» STATED TASK 1: Reproduce the records verbatim, starting at their first line and ending with the line that contains "preset-button[interactable]: Ноутбук: [771, 123, 920, 155]", including both of those lines.

Tuesday, November 06, 2007

TechEd 2007 Barcelona, cuatro

The rest of Day one


After the Keynote speech there was just enough time to grab a quick drink of coffee ( very strong coffee, obviously Microsoft do not want anyone snoring in the sessions ) before it was time to head to the next breakout session.
For those who have not attended TechEd, you are provided with a ring bound book of the available sessions with a brief breakdown of the subject matter. It is necessary to be quite selective of the sessions you attend as there are in general around twelve break out sessions, and five or so Interactive sessions going on at once.
Having decided on two possible choices I headed for the session entitled Unified Communications for Developers: Building Communications into your Applications As we at Esendex are in the business of business communication it seemed a fair choice. I sat through 20 minutes of the presentation and realized that the subject matter was really way to higher level to be of any real interest especially as the presentation seemed to revolve pricipally around the Sharepoint tool set, not one that we use. I therefore decided to drop into my second option a presentation by Bob Beauchemin, Best Practices for Optimizing Service Based Code in SQL Server 2005 and Beyond. Unfortunately for me by the time I had found the session and sat down Beauchemin was well into his stride and I was out of my depth not being a DBA. I should add that I found Beauchemin's comments about the slowness of Powerpoint and his dislike graphical visualisations somewhat tiresome. Rearrange the words Workman, tools, blames, his and bad.


Session Two I felt simply had to be better, and i am glad to say was significantly so.


Since signing up to attend TechEd I had been looking forward to attending any of the sessions dealing with Agile development methodologies. Session Two for me was all about the presentation by Roy Osherove Agile Development with Team System. It was an excellent session, humorous in parts, informative and well delivered. At Esendex we use the Extreme Programming methodology, and though Osherove concentrated mainly on SCRUM the principals are pretty much the same. Simply put Agile development requires that the work to be completed is broken up into small easily achievable pieces referred to as Sprints in SCRUM and Stories & Tasks in Extreme programming. Another key factor is the assumption that the customers requirements will change. If the requirements do change whilst a task/sprint is in progress, it should be put back into the product backlog ( list of outstanding work ) to be refactored. This should prevent 'mission creep' from occurring.

In a nutshell the support Visual Studio 2008 offers Agile development teams seems to be a significant improvement with the 'full house' of MSBuild ( not without its flaws see 'partially successful builds' ) source code versioning and unit testing (MSTest). These tools will allow you to write up the required tasks, monitor any changes to the source related explicitly to those tasks when checked in, build the source when any changes are made ( fingering any developer who checks in dodgy code), run the unit tests and also provide descriptive and graphical representations of development progress.

» RECORD EXTRACTS:
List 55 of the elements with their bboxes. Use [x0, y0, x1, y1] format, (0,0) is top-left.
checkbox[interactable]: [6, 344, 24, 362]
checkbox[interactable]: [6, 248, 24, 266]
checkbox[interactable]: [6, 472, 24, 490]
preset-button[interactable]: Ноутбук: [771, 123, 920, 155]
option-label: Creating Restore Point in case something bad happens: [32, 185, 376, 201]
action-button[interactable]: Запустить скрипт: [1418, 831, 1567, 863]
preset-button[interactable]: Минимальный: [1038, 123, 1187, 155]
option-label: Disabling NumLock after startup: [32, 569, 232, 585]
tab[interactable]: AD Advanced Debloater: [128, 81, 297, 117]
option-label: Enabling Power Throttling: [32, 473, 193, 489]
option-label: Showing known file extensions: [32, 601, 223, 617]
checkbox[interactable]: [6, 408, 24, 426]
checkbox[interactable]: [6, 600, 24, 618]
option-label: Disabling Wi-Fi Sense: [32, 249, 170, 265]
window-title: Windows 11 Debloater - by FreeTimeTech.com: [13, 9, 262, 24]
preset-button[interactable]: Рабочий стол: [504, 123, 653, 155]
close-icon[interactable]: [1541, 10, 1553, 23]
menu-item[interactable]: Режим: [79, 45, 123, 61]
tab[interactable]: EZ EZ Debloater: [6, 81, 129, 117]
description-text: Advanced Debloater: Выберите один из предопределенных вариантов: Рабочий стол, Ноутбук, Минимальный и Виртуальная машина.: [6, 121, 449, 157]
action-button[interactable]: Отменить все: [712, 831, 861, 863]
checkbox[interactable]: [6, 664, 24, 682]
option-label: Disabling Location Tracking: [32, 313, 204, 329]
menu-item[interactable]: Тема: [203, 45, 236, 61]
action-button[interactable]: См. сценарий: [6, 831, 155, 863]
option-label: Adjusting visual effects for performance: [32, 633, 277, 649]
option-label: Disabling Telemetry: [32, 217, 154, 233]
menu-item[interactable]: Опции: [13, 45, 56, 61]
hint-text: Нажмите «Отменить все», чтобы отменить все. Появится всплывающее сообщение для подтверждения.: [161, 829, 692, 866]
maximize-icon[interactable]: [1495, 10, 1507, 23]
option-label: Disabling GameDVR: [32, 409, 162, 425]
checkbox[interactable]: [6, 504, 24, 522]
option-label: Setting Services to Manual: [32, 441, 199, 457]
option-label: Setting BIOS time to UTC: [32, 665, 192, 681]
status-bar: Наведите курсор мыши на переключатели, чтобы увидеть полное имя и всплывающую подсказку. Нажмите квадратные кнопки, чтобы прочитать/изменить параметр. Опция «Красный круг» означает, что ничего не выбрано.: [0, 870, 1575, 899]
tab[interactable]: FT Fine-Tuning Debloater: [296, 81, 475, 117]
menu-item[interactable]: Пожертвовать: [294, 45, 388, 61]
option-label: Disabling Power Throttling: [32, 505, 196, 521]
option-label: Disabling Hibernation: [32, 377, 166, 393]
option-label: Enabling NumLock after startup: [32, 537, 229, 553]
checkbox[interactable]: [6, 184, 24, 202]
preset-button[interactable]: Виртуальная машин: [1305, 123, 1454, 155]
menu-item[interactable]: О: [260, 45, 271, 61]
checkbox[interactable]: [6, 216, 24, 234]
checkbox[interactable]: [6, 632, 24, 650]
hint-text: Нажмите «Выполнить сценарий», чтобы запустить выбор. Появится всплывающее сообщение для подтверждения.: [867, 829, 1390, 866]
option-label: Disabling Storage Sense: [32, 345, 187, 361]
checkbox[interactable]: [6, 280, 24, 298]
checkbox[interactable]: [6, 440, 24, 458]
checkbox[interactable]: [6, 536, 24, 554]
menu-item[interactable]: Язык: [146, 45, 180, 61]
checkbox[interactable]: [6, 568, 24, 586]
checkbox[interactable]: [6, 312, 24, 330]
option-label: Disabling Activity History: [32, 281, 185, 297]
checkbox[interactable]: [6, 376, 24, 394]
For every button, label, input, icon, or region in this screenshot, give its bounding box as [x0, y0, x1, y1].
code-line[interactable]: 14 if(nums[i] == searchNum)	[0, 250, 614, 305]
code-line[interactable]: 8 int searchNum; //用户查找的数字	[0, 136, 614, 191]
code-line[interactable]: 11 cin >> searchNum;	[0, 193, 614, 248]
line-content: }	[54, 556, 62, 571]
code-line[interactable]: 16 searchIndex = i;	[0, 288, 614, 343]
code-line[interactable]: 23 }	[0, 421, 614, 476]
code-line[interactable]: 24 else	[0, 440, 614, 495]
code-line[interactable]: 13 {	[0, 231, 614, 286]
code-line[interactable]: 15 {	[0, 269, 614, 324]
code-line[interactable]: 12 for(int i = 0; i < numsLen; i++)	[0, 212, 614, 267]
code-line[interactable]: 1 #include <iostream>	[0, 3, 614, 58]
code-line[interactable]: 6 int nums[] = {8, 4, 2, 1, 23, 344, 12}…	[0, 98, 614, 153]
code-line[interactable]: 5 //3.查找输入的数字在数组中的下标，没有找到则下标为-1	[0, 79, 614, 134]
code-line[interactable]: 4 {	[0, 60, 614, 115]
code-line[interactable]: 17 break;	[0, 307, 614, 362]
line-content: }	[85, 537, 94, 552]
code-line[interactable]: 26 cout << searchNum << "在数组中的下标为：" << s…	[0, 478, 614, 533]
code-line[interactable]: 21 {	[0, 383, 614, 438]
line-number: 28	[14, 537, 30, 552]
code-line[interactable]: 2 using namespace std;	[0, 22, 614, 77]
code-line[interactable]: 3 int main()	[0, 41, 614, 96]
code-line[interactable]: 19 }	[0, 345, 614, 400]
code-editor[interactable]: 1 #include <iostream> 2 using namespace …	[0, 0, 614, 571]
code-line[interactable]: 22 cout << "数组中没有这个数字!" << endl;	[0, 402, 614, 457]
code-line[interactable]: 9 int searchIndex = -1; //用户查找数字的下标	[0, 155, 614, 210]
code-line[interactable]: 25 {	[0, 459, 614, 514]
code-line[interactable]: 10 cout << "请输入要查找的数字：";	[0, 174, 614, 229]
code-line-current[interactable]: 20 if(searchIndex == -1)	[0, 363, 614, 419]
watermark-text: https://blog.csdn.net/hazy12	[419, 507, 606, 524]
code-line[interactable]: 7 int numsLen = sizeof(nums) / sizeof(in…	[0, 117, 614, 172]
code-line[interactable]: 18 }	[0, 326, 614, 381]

» STATED TASK 2: Summarize the TechEd 2007 Barcelona day-one post in three sentences.

» WORKED ANSWER 1:
List 55 of the elements with their bboxes. Use [x0, y0, x1, y1] format, (0,0) is top-left.
checkbox[interactable]: [6, 344, 24, 362]
checkbox[interactable]: [6, 248, 24, 266]
checkbox[interactable]: [6, 472, 24, 490]
preset-button[interactable]: Ноутбук: [771, 123, 920, 155]

» WORKED ANSWER 2: The writer left a Unified Communications session after 20 minutes because it was too high level and centered on the Sharepoint tool set, then joined Bob Beauchemin's SQL Server session when it was already well under way and, not being a DBA, was out of their depth. The second session, Roy Osherove's Agile Development with Team System, was excellent, and it covered breaking work into small, achievable pieces and returning changed requirements to the product backlog to prevent mission creep. Visual Studio 2008's support for Agile teams seemed significantly improved through MSBuild, source code versioning and unit testing with MSTest, which together track tasks, build changed source, run tests and report development progress.